» **INPUT**

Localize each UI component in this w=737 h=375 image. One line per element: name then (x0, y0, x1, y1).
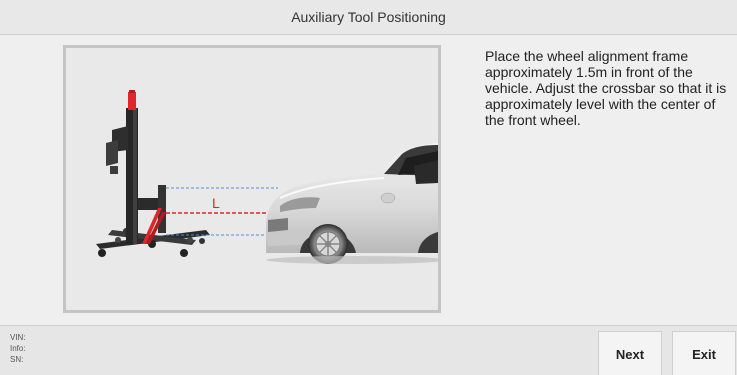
sn-label: SN: (10, 355, 24, 364)
positioning-illustration: L (63, 45, 441, 313)
exit-button[interactable]: Exit (672, 331, 736, 375)
info-label: Info: (10, 344, 26, 353)
distance-label: L (212, 195, 220, 211)
vehicle-info: VIN: Info: SN: (10, 332, 26, 365)
vin-label: VIN: (10, 333, 26, 342)
footer-bar: VIN: Info: SN: Next Exit (0, 325, 737, 375)
instruction-text: Place the wheel alignment frame approxim… (485, 48, 727, 128)
next-button[interactable]: Next (598, 331, 662, 375)
positioning-diagram: L (96, 90, 438, 264)
alignment-frame (96, 90, 210, 257)
page-title: Auxiliary Tool Positioning (291, 9, 446, 25)
app-window: Auxiliary Tool Positioning L Place the w… (0, 0, 737, 375)
vehicle (266, 143, 438, 264)
main-content: L Place the wheel alignment frame approx… (0, 35, 737, 325)
title-bar: Auxiliary Tool Positioning (0, 0, 737, 35)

» **THE EXERCISE**
Copy every row above verbatim, line for line, and omit the picture.

» **FINISHED EXERCISE**
Localize each UI component in this w=737 h=375 image. One line per element: name then (x0, y0, x1, y1).
sn-label: SN: (10, 355, 24, 364)
positioning-illustration: L (63, 45, 441, 313)
exit-button[interactable]: Exit (672, 331, 736, 375)
info-label: Info: (10, 344, 26, 353)
distance-label: L (212, 195, 220, 211)
vehicle-info: VIN: Info: SN: (10, 332, 26, 365)
vin-label: VIN: (10, 333, 26, 342)
footer-bar: VIN: Info: SN: Next Exit (0, 325, 737, 375)
instruction-text: Place the wheel alignment frame approxim… (485, 48, 727, 128)
next-button[interactable]: Next (598, 331, 662, 375)
positioning-diagram: L (96, 90, 438, 264)
alignment-frame (96, 90, 210, 257)
page-title: Auxiliary Tool Positioning (291, 9, 446, 25)
app-window: Auxiliary Tool Positioning L Place the w… (0, 0, 737, 375)
vehicle (266, 143, 438, 264)
main-content: L Place the wheel alignment frame approx… (0, 35, 737, 325)
title-bar: Auxiliary Tool Positioning (0, 0, 737, 35)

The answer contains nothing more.